--- GOAL OF THE EXERCISE ---
How many lines of these records hold the string "puedo"? Reply with the number alone.

--- SOURCE MATERIAL ---
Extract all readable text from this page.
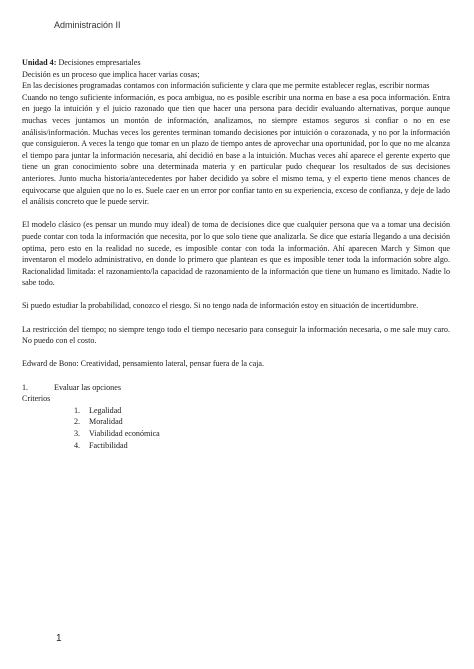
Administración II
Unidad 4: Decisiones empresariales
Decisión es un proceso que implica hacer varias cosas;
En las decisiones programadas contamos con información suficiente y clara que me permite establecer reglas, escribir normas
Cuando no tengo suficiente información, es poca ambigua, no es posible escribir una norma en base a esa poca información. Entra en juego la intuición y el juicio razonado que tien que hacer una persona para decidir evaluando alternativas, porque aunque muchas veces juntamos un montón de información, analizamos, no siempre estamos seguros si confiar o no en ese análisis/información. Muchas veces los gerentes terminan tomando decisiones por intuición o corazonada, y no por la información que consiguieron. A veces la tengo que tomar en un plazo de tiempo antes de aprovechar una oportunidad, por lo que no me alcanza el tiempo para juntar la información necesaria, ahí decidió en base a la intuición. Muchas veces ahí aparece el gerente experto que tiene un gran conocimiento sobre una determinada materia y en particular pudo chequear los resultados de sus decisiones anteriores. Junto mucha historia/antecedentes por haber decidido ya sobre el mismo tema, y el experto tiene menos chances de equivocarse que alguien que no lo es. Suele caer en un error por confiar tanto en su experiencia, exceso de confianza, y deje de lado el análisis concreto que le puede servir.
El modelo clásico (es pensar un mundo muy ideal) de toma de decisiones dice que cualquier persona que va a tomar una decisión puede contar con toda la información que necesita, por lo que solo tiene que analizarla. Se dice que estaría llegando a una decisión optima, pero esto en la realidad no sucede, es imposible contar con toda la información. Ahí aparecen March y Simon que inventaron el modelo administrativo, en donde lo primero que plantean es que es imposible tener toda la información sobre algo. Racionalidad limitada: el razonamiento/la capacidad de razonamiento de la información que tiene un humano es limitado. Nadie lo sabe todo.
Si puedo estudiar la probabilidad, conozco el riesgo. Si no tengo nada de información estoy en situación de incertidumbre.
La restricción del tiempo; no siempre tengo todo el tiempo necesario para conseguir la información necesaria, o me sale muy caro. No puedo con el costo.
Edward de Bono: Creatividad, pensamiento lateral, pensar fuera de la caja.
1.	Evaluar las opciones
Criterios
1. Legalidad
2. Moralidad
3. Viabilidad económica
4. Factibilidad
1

* * *

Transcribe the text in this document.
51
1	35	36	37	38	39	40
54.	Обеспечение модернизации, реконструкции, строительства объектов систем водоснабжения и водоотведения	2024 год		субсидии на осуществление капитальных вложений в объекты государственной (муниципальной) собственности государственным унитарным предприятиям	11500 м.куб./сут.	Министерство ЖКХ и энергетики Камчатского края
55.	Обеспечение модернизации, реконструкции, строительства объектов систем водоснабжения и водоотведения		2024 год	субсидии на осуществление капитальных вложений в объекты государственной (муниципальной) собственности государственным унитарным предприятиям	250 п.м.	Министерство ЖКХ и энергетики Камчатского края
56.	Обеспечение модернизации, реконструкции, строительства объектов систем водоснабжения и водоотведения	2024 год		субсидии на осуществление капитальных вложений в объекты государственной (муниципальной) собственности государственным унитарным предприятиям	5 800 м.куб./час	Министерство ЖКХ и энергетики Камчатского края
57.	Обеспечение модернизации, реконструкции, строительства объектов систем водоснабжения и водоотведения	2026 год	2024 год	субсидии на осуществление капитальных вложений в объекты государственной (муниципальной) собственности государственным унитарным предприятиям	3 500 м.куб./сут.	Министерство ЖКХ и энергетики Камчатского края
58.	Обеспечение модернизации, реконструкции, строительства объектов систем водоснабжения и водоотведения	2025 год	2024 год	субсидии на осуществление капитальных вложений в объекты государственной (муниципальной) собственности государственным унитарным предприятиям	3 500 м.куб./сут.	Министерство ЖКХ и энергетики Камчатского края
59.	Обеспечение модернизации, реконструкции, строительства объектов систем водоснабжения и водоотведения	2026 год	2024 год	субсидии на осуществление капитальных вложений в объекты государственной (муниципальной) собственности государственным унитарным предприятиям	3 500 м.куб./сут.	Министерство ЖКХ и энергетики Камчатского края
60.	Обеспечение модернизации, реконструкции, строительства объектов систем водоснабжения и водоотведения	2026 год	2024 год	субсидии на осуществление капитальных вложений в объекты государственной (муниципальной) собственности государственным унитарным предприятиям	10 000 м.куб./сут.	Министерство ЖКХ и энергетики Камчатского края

==

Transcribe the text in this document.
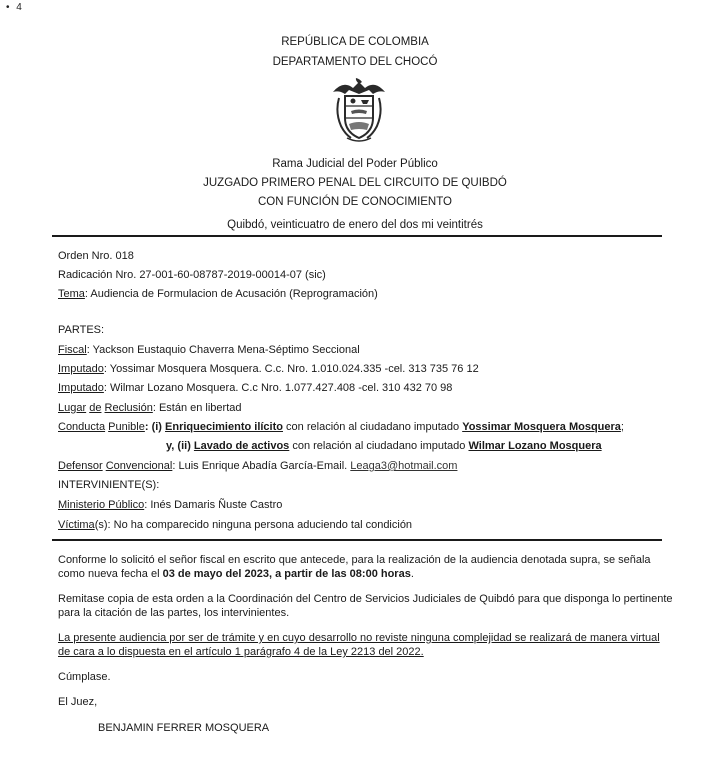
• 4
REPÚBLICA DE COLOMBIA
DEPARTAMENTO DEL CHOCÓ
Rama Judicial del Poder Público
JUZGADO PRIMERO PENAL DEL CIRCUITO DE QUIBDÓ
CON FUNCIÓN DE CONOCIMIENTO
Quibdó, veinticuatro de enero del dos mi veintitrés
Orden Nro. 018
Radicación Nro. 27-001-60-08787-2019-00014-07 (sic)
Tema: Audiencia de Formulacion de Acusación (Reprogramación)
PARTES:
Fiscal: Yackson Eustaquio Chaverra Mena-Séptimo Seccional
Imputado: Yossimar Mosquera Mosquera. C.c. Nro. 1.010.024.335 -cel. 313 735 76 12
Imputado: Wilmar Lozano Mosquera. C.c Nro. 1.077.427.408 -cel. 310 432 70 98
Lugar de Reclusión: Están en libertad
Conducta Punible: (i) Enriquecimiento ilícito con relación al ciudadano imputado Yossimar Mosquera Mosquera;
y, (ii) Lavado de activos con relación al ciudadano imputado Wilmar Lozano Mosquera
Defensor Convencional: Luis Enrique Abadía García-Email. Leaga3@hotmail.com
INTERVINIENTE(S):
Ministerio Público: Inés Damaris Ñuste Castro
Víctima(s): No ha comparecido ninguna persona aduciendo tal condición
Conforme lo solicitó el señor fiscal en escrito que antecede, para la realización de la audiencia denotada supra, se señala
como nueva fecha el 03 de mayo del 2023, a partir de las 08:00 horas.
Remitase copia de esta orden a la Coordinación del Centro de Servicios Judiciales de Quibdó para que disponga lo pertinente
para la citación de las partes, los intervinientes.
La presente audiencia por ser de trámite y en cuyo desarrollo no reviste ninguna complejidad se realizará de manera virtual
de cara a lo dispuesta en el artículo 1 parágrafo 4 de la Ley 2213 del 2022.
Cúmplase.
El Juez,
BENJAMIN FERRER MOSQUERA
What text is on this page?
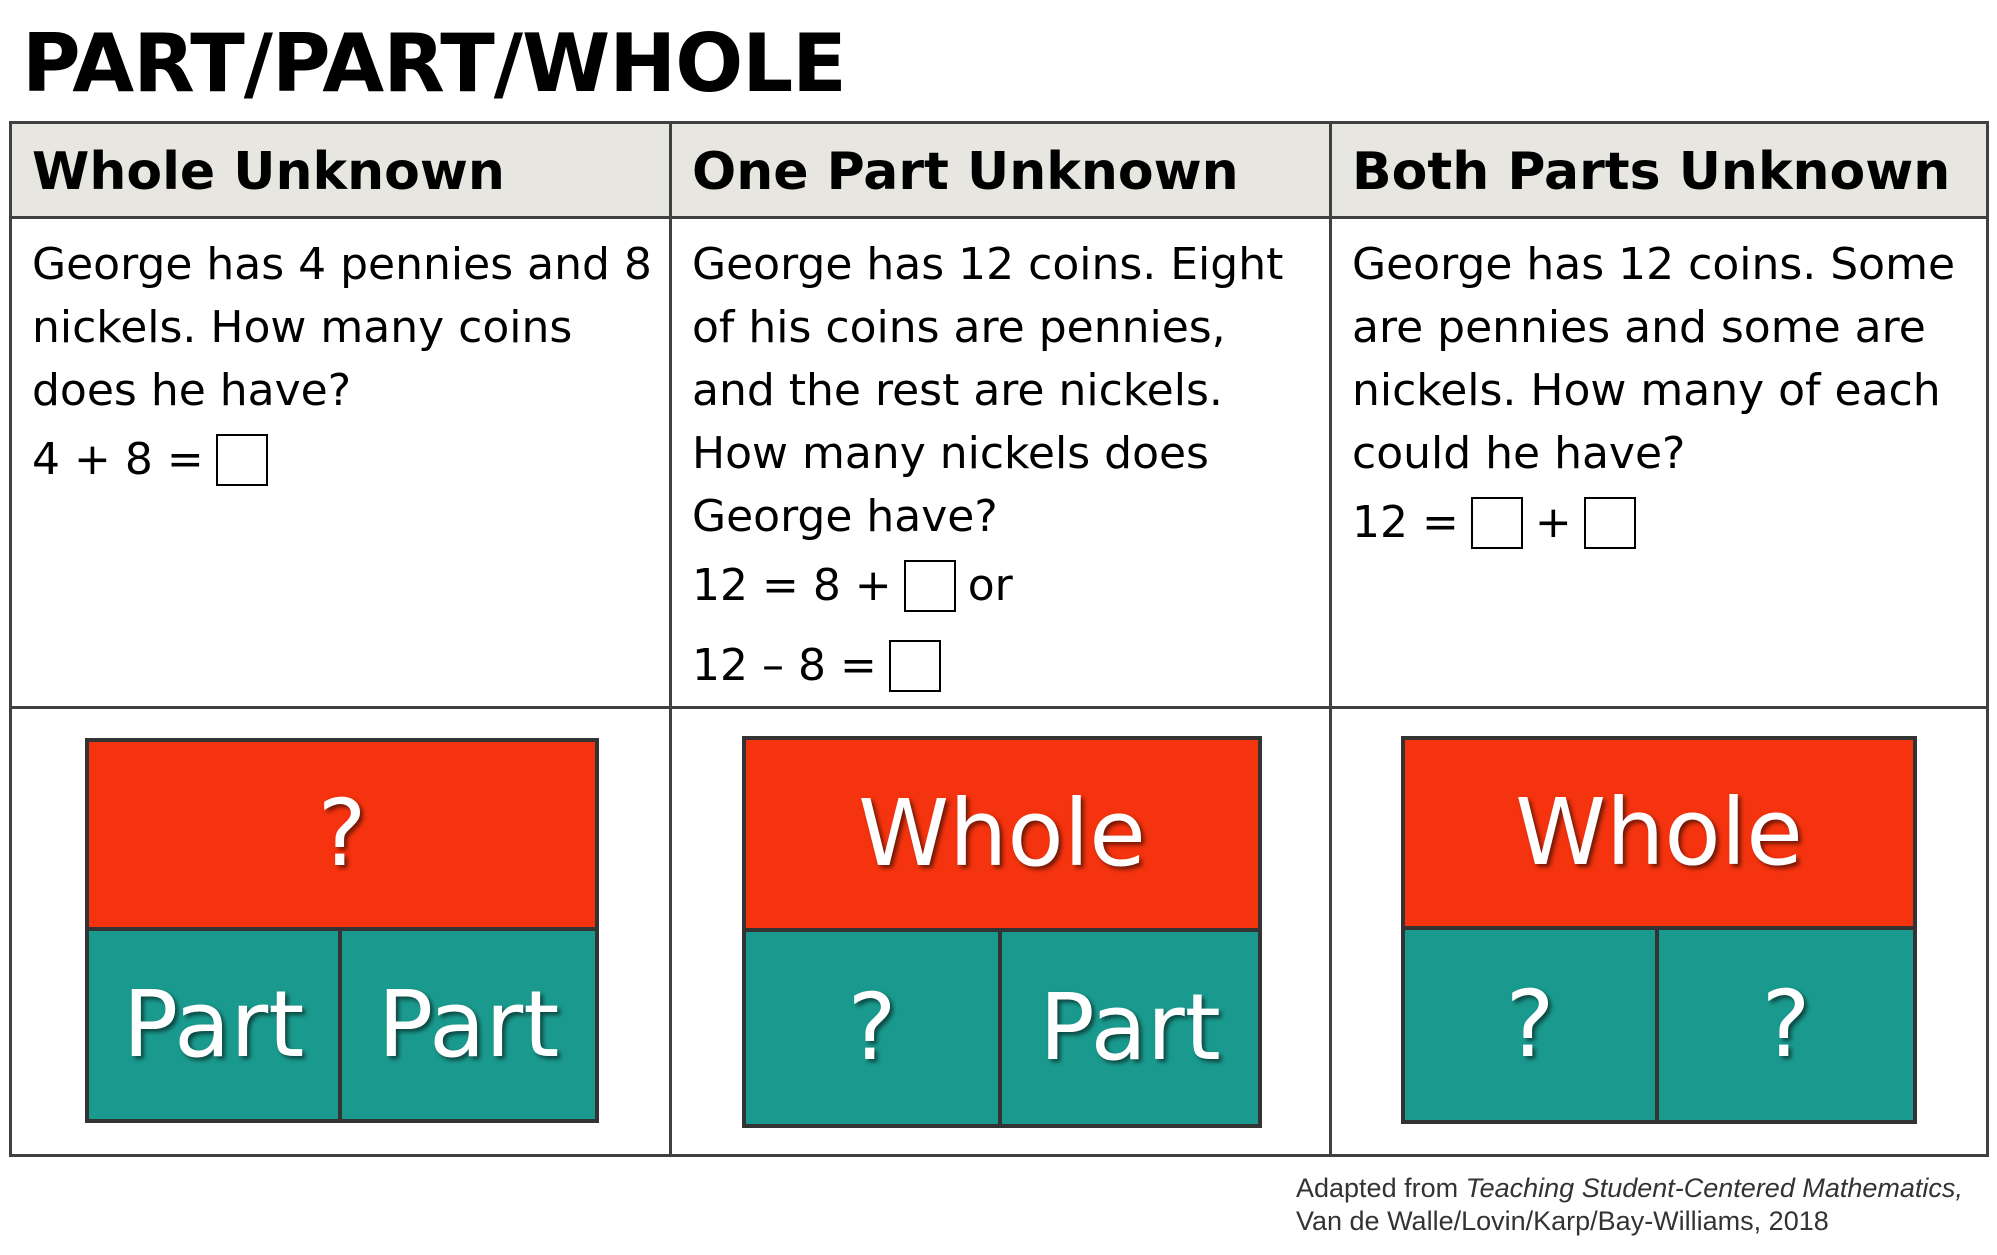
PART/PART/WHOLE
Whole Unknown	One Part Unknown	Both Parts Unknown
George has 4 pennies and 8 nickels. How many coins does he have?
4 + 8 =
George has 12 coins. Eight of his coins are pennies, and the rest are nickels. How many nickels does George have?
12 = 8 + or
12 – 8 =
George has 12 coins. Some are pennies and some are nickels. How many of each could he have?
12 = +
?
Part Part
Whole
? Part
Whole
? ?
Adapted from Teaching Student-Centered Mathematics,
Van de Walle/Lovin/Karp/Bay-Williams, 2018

--- TASK SOLUTION ---
2